● Entries supplied:
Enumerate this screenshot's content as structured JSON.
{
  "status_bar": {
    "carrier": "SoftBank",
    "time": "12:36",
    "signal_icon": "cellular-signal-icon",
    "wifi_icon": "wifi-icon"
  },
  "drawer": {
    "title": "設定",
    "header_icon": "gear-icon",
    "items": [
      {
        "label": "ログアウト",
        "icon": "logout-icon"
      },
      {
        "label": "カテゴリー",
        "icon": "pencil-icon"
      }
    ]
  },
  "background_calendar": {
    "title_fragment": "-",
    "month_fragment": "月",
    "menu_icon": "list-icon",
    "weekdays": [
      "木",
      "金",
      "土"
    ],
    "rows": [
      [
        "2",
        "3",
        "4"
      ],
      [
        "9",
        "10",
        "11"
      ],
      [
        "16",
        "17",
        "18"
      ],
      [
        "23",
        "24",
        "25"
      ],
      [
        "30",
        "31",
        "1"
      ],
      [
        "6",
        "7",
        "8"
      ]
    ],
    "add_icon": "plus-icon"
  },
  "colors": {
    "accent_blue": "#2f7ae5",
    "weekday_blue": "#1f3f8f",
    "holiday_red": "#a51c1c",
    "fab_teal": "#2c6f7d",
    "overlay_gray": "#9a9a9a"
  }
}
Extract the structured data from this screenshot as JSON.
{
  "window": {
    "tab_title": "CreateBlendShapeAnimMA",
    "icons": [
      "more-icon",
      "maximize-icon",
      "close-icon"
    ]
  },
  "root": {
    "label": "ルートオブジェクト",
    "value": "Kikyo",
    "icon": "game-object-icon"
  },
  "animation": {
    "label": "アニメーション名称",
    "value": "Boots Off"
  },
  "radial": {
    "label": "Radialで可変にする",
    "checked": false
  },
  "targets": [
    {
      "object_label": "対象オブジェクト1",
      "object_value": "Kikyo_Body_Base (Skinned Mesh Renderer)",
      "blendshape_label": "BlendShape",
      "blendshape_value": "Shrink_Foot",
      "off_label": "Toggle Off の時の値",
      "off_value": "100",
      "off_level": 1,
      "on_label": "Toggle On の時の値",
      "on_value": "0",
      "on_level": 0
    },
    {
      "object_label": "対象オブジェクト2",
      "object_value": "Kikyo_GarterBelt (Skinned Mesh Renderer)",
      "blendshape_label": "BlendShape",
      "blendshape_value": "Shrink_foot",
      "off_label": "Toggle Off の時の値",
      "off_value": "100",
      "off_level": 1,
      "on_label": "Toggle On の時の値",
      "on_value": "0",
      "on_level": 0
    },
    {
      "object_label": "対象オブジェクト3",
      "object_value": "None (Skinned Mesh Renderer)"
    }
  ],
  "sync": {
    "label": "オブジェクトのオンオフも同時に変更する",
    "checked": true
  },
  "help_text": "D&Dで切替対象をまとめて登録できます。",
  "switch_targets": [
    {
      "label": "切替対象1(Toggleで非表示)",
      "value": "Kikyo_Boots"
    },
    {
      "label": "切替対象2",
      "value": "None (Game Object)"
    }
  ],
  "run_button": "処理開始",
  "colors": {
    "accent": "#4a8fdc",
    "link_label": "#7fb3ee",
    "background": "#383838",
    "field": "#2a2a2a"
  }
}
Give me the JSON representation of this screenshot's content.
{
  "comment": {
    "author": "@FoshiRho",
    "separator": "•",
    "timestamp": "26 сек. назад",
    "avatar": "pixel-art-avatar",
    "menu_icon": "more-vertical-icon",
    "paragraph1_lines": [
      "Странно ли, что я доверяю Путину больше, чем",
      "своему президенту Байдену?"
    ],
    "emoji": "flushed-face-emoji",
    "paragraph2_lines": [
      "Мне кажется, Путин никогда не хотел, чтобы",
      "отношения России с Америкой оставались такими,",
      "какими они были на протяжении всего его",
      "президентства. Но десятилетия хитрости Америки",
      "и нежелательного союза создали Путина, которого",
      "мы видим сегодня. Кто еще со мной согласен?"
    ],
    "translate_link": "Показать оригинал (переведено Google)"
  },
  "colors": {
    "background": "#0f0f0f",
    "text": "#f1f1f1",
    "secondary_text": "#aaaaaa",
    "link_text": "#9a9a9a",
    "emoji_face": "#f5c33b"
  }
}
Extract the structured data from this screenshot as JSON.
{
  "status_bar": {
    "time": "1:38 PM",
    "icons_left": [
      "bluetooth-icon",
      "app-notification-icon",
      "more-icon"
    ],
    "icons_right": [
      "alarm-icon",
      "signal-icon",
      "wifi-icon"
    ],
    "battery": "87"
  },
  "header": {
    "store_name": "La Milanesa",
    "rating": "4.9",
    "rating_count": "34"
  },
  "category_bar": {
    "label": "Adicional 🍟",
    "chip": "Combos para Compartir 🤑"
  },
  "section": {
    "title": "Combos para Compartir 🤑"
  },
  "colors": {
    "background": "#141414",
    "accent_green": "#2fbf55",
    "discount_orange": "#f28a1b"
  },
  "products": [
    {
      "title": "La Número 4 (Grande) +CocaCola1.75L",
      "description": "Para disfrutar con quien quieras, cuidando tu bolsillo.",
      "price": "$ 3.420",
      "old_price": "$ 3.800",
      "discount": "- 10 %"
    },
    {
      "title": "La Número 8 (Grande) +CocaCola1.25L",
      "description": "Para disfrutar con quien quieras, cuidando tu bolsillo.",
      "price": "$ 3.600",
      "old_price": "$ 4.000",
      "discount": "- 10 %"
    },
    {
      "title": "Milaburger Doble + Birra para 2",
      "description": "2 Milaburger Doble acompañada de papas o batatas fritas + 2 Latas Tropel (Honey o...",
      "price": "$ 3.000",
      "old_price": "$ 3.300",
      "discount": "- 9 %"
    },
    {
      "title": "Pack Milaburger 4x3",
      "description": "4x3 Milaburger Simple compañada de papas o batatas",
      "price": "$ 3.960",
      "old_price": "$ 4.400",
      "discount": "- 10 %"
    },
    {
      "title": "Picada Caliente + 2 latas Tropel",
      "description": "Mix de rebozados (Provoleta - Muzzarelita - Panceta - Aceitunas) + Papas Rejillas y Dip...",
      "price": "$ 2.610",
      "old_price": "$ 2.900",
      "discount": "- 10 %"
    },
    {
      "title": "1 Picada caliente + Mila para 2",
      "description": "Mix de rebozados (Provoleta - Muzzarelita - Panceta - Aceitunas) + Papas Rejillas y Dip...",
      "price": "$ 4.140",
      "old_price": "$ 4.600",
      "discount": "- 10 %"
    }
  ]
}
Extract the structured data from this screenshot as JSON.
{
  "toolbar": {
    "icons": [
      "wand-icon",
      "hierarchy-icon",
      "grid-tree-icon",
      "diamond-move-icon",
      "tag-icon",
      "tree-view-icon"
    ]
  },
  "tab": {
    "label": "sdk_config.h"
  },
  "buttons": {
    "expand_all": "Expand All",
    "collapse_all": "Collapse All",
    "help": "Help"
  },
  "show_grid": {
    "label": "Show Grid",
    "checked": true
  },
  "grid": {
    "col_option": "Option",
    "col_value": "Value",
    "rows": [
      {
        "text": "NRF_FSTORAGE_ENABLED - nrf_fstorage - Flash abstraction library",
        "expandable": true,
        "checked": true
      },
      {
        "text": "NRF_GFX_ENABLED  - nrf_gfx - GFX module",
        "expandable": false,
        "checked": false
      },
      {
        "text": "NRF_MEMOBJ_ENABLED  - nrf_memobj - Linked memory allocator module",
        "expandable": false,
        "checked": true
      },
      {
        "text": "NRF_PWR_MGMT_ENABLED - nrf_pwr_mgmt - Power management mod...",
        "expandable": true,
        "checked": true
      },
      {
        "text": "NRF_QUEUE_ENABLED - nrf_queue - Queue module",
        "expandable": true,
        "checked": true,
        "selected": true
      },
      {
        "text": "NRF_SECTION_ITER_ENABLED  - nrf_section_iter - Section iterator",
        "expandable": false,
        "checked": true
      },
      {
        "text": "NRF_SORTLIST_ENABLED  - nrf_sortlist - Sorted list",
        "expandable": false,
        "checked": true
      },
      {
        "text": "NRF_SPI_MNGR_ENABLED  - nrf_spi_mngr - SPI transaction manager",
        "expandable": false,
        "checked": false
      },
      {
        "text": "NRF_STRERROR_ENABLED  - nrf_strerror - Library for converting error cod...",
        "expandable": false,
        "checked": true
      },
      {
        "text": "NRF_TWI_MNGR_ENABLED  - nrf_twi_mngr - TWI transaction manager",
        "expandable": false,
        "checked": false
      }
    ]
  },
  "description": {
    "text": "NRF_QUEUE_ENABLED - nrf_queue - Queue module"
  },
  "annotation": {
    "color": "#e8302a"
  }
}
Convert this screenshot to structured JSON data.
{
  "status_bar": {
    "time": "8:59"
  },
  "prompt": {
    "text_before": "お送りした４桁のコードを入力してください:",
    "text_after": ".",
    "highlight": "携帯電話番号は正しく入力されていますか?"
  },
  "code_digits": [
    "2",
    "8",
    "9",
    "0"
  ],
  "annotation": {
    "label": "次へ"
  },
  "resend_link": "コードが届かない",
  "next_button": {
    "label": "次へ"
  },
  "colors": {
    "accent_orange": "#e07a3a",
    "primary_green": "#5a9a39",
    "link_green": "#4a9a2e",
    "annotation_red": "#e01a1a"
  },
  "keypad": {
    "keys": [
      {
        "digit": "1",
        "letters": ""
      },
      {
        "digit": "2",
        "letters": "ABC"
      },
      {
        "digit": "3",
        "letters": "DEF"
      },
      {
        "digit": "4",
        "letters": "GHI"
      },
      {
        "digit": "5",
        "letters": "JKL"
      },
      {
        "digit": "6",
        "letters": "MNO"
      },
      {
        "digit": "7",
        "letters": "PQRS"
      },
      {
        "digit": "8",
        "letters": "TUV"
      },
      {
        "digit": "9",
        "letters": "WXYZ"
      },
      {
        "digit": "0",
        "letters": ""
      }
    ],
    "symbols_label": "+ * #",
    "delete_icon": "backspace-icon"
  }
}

● Objective:
Count each line of the entries that holds the word "Doble", then state the total and nothing more.

● The solution:
2